### WHAT YOU NEED TO DO
Filter this data down to the lines that hold "name", and copy them.

### ENTRIES
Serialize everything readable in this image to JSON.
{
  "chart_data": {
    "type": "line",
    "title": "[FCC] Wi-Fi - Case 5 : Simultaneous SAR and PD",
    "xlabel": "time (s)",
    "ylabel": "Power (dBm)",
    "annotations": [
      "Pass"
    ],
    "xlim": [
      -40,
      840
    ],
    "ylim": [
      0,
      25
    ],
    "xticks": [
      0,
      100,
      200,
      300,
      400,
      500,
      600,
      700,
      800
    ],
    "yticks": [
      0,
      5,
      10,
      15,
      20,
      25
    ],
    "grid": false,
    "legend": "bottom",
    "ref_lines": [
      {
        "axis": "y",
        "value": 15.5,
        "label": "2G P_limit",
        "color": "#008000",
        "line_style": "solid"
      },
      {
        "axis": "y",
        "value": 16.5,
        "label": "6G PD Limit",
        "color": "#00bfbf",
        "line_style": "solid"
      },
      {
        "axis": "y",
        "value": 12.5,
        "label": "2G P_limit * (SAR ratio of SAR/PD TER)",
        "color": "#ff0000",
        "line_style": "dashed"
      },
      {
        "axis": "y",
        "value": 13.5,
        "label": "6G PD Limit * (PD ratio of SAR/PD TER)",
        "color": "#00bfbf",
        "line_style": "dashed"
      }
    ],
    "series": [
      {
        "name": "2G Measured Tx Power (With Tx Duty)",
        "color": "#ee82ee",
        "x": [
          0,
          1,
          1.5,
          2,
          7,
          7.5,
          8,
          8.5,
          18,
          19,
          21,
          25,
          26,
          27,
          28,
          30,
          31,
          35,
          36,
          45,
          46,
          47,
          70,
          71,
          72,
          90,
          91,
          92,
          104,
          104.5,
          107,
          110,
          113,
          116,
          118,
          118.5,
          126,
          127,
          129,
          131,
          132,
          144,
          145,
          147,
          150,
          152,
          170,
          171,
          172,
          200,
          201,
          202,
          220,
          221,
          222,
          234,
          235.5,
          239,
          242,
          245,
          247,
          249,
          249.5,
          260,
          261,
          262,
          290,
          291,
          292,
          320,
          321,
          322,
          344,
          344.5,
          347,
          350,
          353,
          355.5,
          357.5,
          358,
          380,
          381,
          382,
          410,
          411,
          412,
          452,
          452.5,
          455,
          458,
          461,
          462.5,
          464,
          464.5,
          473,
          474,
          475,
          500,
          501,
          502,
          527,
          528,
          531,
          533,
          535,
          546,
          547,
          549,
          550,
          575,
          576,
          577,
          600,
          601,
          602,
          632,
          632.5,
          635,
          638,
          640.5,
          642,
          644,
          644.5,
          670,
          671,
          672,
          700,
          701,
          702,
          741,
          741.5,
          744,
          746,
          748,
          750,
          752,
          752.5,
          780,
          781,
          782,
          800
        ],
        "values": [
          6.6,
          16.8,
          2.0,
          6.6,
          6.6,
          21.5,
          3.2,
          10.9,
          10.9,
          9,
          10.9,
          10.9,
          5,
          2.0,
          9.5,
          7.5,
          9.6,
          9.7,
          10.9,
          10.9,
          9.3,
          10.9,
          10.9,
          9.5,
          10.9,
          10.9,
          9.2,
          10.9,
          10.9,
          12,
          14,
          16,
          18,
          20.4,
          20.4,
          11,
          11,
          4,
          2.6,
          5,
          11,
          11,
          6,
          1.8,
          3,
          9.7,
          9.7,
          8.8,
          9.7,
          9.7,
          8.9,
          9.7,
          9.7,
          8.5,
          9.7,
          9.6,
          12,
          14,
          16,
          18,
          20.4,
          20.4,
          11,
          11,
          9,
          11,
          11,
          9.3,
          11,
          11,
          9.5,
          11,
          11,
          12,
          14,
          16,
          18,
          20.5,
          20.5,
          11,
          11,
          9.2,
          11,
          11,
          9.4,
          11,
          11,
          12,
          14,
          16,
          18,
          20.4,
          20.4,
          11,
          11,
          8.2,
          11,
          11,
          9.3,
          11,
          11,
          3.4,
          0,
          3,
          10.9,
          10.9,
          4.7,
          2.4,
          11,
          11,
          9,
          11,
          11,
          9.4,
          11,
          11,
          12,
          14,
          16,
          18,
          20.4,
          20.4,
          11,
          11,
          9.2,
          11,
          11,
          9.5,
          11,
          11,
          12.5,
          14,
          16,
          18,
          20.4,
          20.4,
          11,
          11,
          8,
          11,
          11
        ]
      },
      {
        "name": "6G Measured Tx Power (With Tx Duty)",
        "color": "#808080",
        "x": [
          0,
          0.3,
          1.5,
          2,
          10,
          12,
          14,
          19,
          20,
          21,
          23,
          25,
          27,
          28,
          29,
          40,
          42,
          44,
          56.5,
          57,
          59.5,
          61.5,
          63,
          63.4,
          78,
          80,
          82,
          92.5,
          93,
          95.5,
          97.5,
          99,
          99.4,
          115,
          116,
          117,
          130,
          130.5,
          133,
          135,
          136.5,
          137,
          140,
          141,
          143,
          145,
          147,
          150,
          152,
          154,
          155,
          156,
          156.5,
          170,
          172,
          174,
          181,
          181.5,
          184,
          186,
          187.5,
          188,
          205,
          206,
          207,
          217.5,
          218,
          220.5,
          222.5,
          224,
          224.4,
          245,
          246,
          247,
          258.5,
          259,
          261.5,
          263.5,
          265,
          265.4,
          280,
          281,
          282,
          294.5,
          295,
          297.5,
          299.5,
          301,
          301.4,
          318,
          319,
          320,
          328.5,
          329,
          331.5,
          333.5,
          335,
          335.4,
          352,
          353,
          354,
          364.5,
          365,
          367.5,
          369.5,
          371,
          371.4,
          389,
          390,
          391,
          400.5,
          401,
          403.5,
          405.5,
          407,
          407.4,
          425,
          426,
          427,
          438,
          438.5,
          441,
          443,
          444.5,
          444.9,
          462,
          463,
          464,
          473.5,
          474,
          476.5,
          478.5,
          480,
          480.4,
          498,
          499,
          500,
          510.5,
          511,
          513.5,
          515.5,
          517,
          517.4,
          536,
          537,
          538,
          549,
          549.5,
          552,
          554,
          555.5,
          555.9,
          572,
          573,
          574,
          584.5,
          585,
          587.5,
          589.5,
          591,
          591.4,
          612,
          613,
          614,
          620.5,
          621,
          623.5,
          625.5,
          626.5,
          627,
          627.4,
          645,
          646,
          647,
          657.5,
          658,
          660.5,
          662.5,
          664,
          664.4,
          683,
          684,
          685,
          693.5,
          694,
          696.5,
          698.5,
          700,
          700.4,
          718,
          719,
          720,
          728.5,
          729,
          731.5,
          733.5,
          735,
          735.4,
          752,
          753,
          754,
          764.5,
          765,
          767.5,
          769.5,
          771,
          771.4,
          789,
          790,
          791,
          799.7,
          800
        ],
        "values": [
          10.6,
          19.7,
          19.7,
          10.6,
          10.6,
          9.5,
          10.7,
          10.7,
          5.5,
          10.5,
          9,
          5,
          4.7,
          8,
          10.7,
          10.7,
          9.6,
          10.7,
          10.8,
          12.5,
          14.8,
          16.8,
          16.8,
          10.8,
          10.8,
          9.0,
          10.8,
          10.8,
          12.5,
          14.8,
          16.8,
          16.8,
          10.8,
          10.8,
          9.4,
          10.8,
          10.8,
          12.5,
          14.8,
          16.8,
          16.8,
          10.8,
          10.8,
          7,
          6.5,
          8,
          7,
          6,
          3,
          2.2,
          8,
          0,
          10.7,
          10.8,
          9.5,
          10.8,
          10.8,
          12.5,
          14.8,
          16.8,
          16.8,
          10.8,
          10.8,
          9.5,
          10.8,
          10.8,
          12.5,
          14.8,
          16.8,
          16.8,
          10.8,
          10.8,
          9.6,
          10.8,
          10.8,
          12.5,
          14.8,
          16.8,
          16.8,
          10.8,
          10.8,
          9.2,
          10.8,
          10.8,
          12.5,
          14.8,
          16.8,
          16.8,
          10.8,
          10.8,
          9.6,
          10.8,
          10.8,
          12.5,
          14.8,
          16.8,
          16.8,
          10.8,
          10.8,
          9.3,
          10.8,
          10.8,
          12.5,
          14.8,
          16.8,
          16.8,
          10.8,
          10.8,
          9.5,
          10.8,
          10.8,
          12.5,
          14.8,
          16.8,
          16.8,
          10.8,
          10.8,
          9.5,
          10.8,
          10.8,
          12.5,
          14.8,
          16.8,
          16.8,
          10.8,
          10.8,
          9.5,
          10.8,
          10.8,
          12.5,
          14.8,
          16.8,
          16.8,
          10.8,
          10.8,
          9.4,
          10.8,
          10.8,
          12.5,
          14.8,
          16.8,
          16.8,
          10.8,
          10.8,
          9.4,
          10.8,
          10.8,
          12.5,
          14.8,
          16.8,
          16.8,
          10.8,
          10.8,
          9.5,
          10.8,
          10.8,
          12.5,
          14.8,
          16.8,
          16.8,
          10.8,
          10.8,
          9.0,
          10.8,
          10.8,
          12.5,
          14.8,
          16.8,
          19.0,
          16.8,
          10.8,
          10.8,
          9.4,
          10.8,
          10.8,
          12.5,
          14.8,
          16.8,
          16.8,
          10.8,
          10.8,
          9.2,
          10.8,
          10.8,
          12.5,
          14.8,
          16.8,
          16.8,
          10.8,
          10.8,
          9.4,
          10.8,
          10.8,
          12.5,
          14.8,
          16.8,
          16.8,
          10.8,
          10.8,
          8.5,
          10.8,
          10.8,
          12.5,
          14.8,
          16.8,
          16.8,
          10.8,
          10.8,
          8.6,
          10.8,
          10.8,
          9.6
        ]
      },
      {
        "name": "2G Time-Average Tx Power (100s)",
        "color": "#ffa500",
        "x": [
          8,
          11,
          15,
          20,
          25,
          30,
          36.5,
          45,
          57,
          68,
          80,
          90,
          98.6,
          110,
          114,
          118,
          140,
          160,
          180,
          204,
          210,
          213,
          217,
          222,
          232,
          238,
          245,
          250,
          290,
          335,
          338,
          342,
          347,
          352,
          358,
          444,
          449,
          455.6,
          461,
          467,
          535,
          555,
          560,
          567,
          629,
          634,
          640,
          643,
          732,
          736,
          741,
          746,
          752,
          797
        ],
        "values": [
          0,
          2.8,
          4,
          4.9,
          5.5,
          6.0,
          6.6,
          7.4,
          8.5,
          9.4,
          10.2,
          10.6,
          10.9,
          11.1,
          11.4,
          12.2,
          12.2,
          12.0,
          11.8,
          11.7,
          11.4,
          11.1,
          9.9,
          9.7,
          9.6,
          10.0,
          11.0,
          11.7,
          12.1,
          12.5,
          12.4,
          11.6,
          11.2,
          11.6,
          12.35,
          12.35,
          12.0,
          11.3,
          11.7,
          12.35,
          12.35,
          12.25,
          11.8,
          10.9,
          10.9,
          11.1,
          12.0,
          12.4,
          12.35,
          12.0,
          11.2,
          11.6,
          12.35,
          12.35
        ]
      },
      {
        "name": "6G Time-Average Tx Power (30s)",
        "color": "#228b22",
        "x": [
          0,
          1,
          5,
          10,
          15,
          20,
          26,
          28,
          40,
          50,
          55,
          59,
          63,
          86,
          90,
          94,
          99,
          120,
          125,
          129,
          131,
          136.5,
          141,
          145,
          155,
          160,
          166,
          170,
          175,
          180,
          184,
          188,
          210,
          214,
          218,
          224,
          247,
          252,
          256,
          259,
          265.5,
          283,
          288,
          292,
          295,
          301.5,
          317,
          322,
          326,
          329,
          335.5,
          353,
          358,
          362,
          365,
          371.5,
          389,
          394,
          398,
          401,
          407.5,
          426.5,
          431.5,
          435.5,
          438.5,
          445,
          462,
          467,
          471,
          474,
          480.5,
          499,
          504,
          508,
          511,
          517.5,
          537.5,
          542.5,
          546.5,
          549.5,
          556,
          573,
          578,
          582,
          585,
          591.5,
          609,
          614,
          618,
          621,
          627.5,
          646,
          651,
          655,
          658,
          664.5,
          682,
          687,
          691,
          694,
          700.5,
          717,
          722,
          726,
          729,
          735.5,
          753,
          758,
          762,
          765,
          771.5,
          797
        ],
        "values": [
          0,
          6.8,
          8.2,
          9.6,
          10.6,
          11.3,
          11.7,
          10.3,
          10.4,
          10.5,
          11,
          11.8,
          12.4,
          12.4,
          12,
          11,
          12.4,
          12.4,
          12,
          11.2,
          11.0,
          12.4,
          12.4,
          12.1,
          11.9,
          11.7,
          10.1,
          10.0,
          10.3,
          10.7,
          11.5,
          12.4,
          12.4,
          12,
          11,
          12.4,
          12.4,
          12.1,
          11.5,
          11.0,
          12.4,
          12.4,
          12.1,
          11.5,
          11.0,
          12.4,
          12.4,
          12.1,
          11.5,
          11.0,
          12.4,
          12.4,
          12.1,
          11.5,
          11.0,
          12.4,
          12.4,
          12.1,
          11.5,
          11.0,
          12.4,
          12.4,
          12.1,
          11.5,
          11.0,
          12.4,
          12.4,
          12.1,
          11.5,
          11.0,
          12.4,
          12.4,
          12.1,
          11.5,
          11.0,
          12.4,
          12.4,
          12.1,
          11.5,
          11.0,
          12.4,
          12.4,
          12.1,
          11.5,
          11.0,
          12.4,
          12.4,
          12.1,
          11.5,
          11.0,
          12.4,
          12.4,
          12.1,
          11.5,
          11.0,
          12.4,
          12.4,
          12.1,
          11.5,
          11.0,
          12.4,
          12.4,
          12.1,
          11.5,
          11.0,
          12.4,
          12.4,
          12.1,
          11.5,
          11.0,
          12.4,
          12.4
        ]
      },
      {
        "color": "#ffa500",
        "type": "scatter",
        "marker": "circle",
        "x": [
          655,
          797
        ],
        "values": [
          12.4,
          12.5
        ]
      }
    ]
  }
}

### WRITTEN ANSWER
        "name": "2G Measured Tx Power (With Tx Duty)",
        "name": "6G Measured Tx Power (With Tx Duty)",
        "name": "2G Time-Average Tx Power (100s)",
        "name": "6G Time-Average Tx Power (30s)",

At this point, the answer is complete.